*Exercise*: Reproduce the listing exactly, with no pictures in your copy.

*Given data*:

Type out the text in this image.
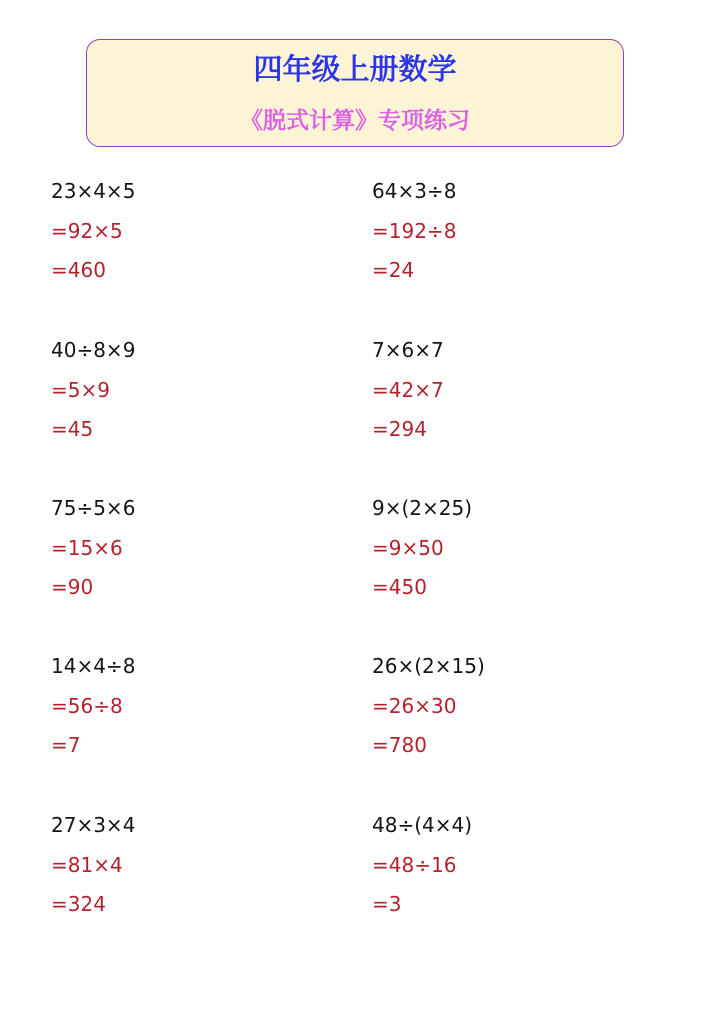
四年级上册数学
《脱式计算》专项练习
23×4×5
=92×5
=460
64×3÷8
=192÷8
=24
40÷8×9
=5×9
=45
7×6×7
=42×7
=294
75÷5×6
=15×6
=90
9×(2×25)
=9×50
=450
14×4÷8
=56÷8
=7
26×(2×15)
=26×30
=780
27×3×4
=81×4
=324
48÷(4×4)
=48÷16
=3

*Result*:
Type out the text in this image.
四年级上册数学
《脱式计算》专项练习
23×4×5
=92×5
=460
64×3÷8
=192÷8
=24
40÷8×9
=5×9
=45
7×6×7
=42×7
=294
75÷5×6
=15×6
=90
9×(2×25)
=9×50
=450
14×4÷8
=56÷8
=7
26×(2×15)
=26×30
=780
27×3×4
=81×4
=324
48÷(4×4)
=48÷16
=3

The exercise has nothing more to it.